* Exercise description:
Write every record out again exactly, and keep images out of it.

## begin

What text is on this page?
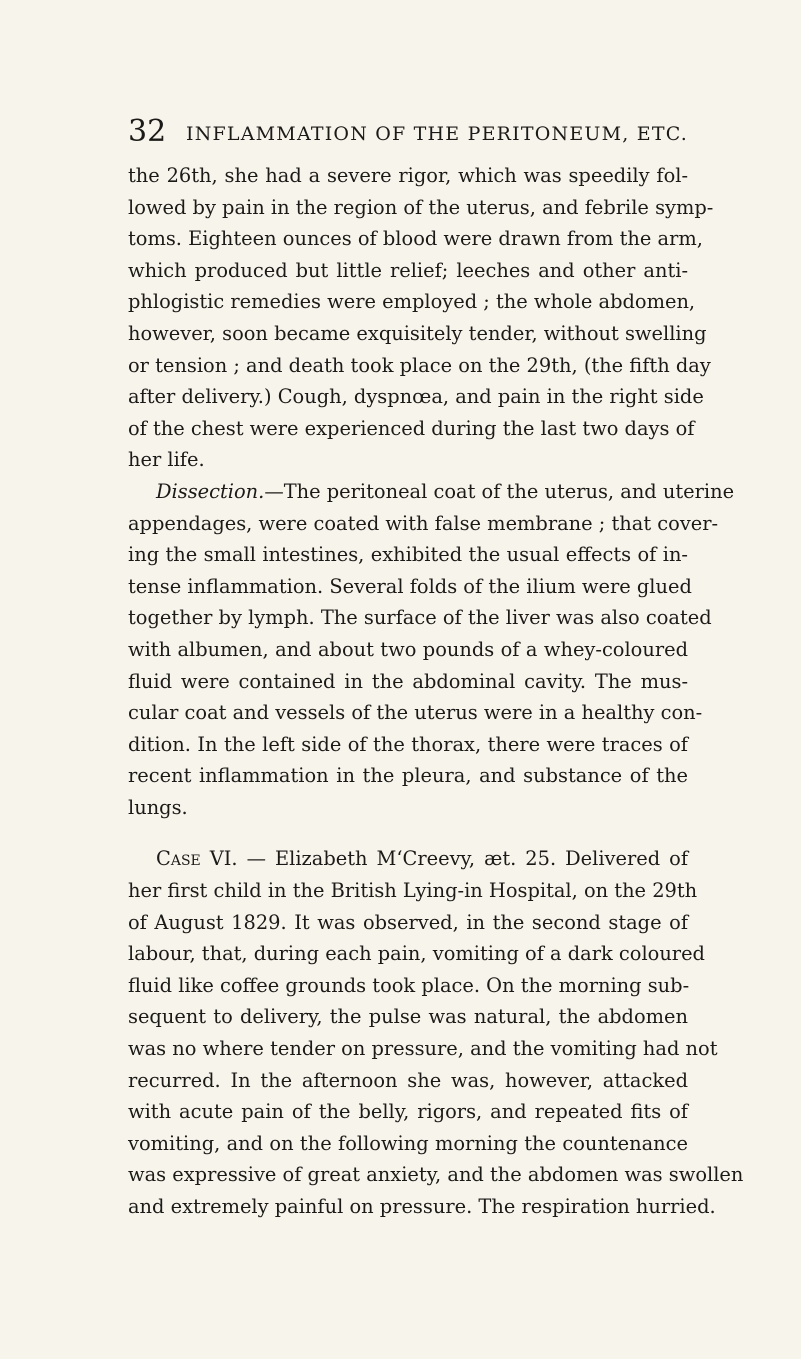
32 INFLAMMATION OF THE PERITONEUM, ETC.
the 26th, she had a severe rigor, which was speedily fol-
lowed by pain in the region of the uterus, and febrile symp-
toms. Eighteen ounces of blood were drawn from the arm,
which produced but little relief; leeches and other anti-
phlogistic remedies were employed ; the whole abdomen,
however, soon became exquisitely tender, without swelling
or tension ; and death took place on the 29th, (the fifth day
after delivery.) Cough, dyspnœa, and pain in the right side
of the chest were experienced during the last two days of
her life.
Dissection.—The peritoneal coat of the uterus, and uterine
appendages, were coated with false membrane ; that cover-
ing the small intestines, exhibited the usual effects of in-
tense inflammation. Several folds of the ilium were glued
together by lymph. The surface of the liver was also coated
with albumen, and about two pounds of a whey-coloured
fluid were contained in the abdominal cavity. The mus-
cular coat and vessels of the uterus were in a healthy con-
dition. In the left side of the thorax, there were traces of
recent inflammation in the pleura, and substance of the
lungs.
Case VI. — Elizabeth M‘Creevy, æt. 25. Delivered of
her first child in the British Lying-in Hospital, on the 29th
of August 1829. It was observed, in the second stage of
labour, that, during each pain, vomiting of a dark coloured
fluid like coffee grounds took place. On the morning sub-
sequent to delivery, the pulse was natural, the abdomen
was no where tender on pressure, and the vomiting had not
recurred. In the afternoon she was, however, attacked
with acute pain of the belly, rigors, and repeated fits of
vomiting, and on the following morning the countenance
was expressive of great anxiety, and the abdomen was swollen
and extremely painful on pressure. The respiration hurried.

## end

* Exercise answer:
What text is on this page?
32 INFLAMMATION OF THE PERITONEUM, ETC.
the 26th, she had a severe rigor, which was speedily fol-
lowed by pain in the region of the uterus, and febrile symp-
toms. Eighteen ounces of blood were drawn from the arm,
which produced but little relief; leeches and other anti-
phlogistic remedies were employed ; the whole abdomen,
however, soon became exquisitely tender, without swelling
or tension ; and death took place on the 29th, (the fifth day
after delivery.) Cough, dyspnœa, and pain in the right side
of the chest were experienced during the last two days of
her life.
Dissection.—The peritoneal coat of the uterus, and uterine
appendages, were coated with false membrane ; that cover-
ing the small intestines, exhibited the usual effects of in-
tense inflammation. Several folds of the ilium were glued
together by lymph. The surface of the liver was also coated
with albumen, and about two pounds of a whey-coloured
fluid were contained in the abdominal cavity. The mus-
cular coat and vessels of the uterus were in a healthy con-
dition. In the left side of the thorax, there were traces of
recent inflammation in the pleura, and substance of the
lungs.
Case VI. — Elizabeth M‘Creevy, æt. 25. Delivered of
her first child in the British Lying-in Hospital, on the 29th
of August 1829. It was observed, in the second stage of
labour, that, during each pain, vomiting of a dark coloured
fluid like coffee grounds took place. On the morning sub-
sequent to delivery, the pulse was natural, the abdomen
was no where tender on pressure, and the vomiting had not
recurred. In the afternoon she was, however, attacked
with acute pain of the belly, rigors, and repeated fits of
vomiting, and on the following morning the countenance
was expressive of great anxiety, and the abdomen was swollen
and extremely painful on pressure. The respiration hurried.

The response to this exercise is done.